• **Task directions**: Collect all lines containing the word "будет" from the data.

'''

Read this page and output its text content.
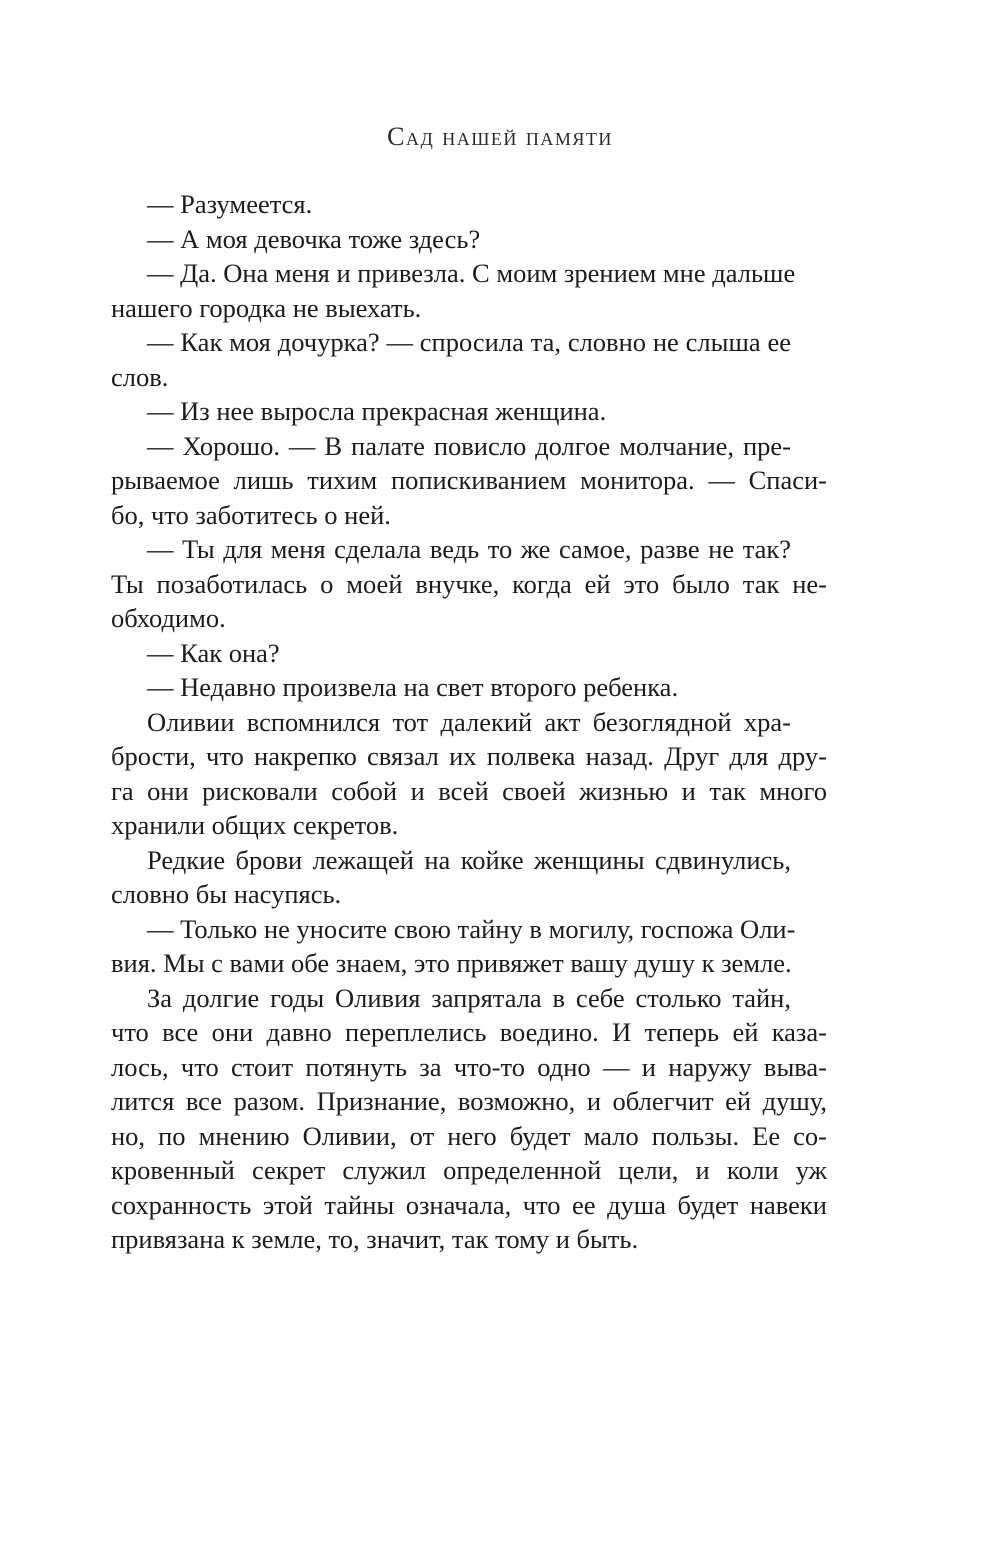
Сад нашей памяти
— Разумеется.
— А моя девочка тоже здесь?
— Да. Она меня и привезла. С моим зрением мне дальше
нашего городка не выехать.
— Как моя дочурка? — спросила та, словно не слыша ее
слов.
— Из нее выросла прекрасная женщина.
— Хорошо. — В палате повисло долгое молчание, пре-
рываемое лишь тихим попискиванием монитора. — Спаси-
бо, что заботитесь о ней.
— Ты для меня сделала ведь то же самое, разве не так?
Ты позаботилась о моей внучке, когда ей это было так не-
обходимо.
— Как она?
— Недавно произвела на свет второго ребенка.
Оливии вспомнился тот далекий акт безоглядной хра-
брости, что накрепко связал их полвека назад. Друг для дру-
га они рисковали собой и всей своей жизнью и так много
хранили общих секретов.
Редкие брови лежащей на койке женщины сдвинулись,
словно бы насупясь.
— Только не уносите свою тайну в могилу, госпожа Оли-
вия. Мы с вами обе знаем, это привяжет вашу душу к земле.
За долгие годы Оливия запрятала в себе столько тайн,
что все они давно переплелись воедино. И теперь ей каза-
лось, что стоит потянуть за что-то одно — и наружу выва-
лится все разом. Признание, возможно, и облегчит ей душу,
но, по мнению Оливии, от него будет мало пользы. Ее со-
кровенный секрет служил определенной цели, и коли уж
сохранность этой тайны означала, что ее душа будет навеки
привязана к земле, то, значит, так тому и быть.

'''
'''

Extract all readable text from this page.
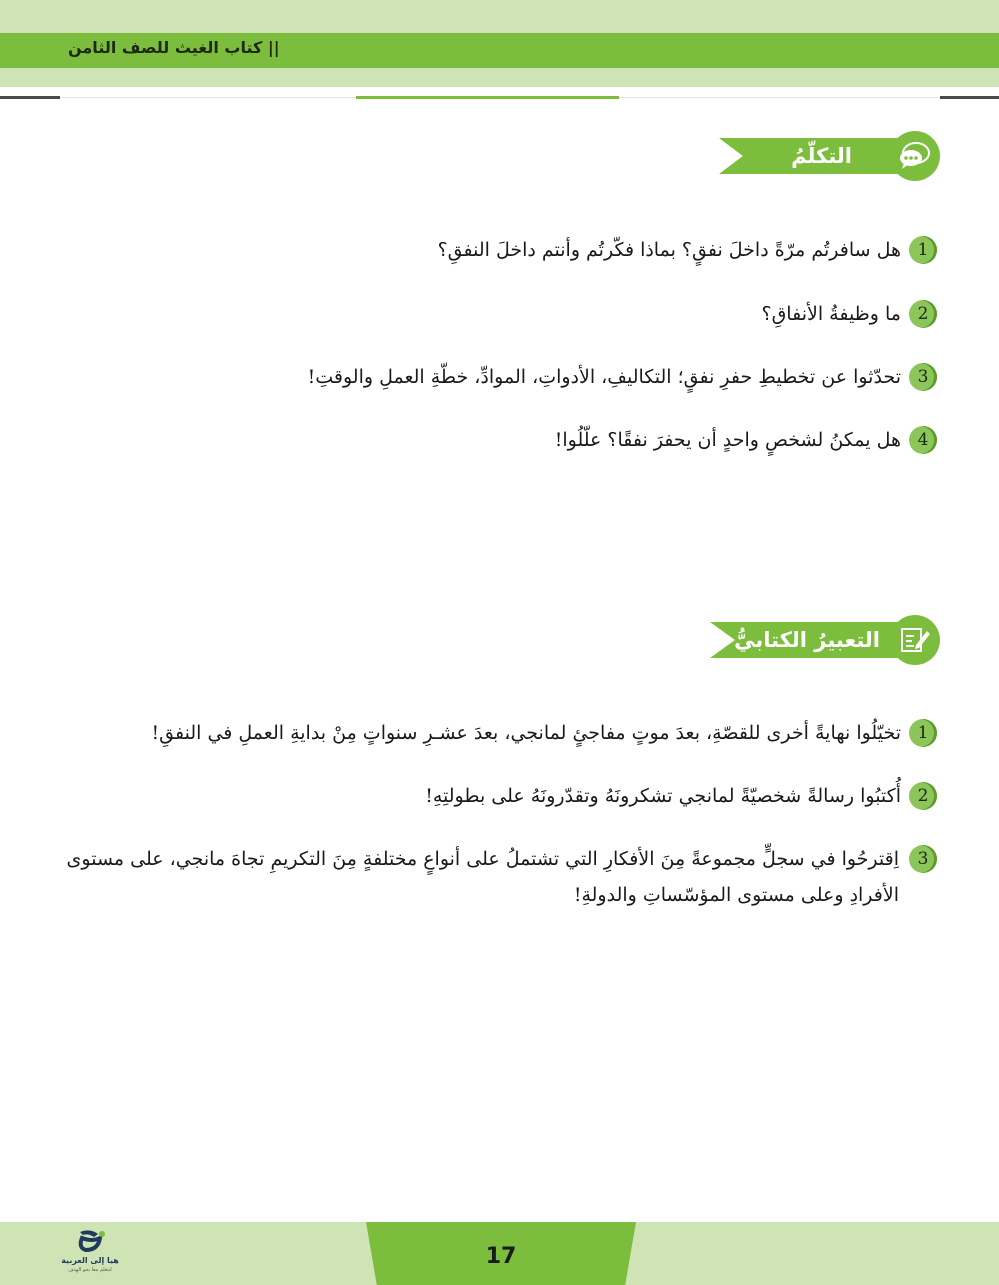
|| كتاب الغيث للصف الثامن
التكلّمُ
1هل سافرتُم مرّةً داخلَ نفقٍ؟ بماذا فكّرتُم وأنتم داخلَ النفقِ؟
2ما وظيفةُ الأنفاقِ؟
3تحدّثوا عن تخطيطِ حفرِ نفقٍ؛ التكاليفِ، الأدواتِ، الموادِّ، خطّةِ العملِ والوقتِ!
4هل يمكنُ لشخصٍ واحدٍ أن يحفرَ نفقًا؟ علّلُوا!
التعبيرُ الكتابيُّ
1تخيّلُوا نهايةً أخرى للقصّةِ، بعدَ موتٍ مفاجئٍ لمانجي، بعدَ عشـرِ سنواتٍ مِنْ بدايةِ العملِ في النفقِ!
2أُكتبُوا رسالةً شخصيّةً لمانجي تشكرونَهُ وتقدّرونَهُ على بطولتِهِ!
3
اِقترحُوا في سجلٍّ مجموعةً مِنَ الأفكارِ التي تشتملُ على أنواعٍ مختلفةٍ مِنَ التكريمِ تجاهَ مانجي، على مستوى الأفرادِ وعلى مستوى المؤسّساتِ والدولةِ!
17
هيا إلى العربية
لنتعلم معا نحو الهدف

'''

• **Solution to this exercise**:
но, по мнению Оливии, от него будет мало пользы. Ее со-
сохранность этой тайны означала, что ее душа будет навеки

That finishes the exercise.